What is required :: In the records below, find each line with the word "subject" and copy it.

======== Material to process ========

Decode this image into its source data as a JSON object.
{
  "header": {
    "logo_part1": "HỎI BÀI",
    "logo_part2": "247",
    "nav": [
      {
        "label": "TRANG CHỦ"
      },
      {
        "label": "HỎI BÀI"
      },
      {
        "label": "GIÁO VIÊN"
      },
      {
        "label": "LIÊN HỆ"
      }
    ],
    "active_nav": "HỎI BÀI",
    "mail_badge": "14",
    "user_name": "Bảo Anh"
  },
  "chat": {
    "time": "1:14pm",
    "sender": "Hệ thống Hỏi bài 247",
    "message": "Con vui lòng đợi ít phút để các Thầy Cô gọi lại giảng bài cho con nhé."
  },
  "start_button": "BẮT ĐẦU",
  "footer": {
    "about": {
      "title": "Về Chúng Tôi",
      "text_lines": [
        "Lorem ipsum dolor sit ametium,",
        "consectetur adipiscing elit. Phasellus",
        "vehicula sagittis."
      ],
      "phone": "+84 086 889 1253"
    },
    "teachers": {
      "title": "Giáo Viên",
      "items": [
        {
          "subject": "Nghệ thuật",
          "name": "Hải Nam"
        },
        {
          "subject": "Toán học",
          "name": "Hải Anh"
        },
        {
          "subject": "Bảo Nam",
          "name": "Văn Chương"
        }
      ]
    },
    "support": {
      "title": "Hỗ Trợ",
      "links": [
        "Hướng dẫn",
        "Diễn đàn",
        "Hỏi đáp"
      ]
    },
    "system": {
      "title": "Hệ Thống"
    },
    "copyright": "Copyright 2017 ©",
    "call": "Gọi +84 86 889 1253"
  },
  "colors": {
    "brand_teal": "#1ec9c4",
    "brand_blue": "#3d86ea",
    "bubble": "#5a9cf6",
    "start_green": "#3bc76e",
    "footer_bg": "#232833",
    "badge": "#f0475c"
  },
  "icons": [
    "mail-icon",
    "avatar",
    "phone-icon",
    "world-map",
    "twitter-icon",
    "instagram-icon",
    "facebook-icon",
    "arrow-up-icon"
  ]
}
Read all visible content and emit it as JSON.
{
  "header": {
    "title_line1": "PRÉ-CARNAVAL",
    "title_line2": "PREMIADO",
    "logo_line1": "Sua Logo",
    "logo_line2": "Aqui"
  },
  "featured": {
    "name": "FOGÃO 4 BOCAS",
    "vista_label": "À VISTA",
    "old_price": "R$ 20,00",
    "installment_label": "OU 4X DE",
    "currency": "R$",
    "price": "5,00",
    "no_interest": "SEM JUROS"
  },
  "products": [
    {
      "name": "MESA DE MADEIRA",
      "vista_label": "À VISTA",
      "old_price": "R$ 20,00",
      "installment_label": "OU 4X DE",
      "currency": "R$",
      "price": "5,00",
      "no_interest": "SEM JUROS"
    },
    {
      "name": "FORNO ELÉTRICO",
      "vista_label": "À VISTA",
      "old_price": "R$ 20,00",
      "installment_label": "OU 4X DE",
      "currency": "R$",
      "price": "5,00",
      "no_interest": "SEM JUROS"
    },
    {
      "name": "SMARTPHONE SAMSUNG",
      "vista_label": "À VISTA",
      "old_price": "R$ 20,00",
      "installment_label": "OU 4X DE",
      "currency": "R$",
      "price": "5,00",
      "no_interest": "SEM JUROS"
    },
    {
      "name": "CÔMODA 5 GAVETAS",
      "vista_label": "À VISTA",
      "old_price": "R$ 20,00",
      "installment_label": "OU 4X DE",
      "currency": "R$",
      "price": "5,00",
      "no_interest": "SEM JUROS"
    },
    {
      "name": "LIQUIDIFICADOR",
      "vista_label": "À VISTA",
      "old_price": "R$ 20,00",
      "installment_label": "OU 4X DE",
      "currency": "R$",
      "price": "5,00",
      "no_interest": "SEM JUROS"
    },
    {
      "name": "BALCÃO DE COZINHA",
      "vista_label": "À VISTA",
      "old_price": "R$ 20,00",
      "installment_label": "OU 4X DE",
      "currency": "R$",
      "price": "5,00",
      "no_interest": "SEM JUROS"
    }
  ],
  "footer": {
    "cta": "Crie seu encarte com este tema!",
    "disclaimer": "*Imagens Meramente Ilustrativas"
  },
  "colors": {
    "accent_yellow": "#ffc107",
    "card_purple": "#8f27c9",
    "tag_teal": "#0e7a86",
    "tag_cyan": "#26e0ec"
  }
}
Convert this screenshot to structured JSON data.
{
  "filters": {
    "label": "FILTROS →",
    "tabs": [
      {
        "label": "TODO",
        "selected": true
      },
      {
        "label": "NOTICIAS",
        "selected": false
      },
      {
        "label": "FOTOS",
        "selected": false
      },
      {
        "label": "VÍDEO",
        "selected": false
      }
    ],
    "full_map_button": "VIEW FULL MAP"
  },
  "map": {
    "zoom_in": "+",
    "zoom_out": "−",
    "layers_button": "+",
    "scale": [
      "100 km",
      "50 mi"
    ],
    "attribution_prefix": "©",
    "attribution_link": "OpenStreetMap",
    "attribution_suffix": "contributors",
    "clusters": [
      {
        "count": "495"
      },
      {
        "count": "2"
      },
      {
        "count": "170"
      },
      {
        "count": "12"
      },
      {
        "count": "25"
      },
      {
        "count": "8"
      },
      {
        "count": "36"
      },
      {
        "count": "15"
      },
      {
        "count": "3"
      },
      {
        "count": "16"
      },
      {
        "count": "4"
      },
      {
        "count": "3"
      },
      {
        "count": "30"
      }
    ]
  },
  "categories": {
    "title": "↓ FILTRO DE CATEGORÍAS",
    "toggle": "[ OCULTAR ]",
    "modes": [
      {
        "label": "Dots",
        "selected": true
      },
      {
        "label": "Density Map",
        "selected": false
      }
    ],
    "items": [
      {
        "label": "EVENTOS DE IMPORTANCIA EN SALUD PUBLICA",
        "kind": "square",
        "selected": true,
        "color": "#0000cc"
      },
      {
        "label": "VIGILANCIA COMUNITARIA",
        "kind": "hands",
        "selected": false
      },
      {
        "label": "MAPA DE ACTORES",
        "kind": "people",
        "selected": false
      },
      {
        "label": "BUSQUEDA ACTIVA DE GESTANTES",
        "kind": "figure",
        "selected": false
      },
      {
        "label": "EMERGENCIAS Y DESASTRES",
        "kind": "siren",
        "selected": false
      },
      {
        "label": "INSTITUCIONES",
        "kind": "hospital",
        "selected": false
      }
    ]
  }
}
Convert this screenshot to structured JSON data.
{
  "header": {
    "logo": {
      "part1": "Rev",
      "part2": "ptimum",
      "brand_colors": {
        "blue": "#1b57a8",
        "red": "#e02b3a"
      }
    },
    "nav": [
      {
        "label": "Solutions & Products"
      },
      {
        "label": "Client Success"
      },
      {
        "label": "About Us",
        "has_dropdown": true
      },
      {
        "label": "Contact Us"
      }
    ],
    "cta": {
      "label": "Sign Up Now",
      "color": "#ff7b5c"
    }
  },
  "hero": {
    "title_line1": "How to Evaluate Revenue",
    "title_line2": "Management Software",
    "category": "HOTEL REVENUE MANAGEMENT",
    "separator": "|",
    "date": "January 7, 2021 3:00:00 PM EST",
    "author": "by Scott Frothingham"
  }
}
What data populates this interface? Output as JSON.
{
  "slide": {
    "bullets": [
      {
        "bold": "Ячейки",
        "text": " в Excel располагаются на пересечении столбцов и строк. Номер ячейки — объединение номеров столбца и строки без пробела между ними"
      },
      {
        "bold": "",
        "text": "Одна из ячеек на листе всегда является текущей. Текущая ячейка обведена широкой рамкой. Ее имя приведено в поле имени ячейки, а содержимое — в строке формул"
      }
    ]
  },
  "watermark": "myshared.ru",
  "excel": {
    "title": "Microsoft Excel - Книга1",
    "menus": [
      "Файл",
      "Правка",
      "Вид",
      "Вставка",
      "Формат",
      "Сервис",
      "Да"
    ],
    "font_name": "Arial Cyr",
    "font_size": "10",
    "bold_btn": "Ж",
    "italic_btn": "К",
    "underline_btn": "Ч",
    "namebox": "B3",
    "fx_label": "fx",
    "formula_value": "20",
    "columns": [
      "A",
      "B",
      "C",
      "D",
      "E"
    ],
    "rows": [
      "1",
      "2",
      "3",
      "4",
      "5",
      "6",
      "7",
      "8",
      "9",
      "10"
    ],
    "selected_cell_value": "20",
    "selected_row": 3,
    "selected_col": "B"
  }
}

========

Full answer ::
          "subject": "Nghệ thuật",
          "subject": "Toán học",
          "subject": "Bảo Nam",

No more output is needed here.